● Required task
Return a copy of every line in the records that includes the word "What".

● Dataset entries
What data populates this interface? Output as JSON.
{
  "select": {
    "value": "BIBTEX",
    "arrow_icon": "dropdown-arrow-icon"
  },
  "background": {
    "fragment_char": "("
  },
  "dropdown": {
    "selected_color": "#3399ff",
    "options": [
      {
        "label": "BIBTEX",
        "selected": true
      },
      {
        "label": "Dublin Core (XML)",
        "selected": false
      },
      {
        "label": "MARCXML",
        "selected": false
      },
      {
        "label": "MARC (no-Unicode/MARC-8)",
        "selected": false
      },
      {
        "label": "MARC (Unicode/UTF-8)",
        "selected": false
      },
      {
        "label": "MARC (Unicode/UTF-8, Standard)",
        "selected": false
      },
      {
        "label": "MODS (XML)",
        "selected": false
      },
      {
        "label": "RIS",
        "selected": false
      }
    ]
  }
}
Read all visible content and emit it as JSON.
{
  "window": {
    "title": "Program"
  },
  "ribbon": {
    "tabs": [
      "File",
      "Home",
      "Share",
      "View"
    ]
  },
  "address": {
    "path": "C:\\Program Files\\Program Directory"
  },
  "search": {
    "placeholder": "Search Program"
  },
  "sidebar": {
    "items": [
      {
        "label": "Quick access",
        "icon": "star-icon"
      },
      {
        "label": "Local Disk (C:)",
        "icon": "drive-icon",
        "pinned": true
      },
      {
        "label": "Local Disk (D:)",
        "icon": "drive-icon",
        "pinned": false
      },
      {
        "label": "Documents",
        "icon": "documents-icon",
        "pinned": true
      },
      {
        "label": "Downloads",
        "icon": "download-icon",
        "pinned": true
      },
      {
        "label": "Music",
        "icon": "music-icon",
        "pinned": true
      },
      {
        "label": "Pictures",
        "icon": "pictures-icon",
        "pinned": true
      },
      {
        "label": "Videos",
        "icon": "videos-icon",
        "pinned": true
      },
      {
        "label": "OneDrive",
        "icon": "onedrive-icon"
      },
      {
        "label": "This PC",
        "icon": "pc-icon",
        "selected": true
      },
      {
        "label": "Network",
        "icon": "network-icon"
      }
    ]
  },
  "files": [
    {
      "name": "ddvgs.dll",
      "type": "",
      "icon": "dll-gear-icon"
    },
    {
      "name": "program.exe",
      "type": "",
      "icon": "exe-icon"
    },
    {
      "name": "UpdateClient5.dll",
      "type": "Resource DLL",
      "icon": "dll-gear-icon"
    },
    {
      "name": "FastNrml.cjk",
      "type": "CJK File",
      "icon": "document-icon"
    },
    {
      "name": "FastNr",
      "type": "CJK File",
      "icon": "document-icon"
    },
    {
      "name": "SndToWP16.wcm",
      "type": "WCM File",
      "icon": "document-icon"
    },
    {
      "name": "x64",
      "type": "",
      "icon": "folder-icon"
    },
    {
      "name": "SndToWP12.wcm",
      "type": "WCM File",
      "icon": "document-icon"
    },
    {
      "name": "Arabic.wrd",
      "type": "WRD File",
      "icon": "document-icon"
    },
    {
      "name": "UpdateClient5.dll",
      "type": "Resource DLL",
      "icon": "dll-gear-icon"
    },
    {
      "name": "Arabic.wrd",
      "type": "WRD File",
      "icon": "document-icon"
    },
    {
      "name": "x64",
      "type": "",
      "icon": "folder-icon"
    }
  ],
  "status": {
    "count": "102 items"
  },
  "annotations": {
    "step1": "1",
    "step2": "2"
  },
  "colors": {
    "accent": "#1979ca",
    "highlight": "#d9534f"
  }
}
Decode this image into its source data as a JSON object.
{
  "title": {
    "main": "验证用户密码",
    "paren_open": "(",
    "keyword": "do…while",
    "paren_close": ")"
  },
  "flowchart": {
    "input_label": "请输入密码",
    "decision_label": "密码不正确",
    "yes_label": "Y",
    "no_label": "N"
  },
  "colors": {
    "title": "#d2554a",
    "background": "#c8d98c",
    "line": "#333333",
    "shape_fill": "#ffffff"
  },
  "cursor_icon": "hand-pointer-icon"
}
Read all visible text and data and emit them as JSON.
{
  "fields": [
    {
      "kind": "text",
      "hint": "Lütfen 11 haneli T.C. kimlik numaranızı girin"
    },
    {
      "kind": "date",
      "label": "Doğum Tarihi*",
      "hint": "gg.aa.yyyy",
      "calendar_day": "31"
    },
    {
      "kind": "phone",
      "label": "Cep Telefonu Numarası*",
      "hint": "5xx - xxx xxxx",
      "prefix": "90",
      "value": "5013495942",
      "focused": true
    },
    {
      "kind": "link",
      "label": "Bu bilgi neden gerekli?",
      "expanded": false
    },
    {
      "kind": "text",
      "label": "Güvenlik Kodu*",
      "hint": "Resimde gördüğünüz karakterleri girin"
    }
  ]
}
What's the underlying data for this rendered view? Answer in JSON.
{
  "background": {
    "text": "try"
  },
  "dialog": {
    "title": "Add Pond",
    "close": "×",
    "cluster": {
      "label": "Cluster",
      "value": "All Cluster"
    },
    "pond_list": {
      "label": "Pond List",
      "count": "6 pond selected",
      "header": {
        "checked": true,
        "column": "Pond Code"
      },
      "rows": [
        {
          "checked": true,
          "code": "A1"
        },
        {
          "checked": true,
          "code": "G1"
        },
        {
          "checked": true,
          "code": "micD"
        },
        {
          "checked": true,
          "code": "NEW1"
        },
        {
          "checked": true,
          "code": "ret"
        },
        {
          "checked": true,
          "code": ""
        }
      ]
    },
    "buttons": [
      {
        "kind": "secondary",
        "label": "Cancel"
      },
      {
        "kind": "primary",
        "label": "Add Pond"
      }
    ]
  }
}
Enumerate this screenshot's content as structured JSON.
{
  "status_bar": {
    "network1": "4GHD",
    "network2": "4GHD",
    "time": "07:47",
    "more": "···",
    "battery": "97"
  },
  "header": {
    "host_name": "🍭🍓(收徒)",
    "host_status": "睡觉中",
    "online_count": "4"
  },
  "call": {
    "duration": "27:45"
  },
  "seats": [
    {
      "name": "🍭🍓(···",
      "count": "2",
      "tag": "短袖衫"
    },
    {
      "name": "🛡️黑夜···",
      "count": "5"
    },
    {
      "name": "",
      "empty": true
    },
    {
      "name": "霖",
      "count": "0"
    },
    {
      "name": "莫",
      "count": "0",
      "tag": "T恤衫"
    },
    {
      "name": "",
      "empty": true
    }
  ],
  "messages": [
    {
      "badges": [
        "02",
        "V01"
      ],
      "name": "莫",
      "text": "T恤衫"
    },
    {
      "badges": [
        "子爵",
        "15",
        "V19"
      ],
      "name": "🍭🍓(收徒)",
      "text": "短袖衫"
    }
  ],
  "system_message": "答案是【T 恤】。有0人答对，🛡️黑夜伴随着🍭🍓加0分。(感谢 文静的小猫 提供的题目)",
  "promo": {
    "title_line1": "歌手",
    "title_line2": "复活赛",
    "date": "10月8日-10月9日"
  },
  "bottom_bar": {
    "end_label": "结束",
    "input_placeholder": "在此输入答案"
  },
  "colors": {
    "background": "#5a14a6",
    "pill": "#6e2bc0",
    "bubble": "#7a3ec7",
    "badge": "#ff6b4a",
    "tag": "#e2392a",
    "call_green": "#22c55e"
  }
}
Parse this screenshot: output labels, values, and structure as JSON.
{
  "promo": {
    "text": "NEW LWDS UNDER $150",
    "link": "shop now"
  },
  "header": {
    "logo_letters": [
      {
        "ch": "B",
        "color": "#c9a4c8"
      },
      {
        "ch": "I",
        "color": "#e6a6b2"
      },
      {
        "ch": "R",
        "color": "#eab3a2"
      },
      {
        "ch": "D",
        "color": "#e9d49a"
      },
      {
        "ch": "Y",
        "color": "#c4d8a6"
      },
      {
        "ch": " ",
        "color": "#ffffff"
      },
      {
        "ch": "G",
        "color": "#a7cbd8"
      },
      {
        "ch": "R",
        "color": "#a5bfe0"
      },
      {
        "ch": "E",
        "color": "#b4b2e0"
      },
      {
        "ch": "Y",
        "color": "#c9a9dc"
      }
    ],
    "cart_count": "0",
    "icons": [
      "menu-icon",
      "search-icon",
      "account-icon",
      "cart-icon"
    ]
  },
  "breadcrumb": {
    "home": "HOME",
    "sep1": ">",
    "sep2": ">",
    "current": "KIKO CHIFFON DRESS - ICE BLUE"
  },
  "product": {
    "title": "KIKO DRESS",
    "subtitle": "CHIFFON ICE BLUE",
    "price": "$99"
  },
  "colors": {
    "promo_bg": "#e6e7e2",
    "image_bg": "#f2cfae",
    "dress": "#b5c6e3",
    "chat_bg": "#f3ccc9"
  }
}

● Response to this exercise
What data populates this interface? Output as JSON.
What's the underlying data for this rendered view? Answer in JSON.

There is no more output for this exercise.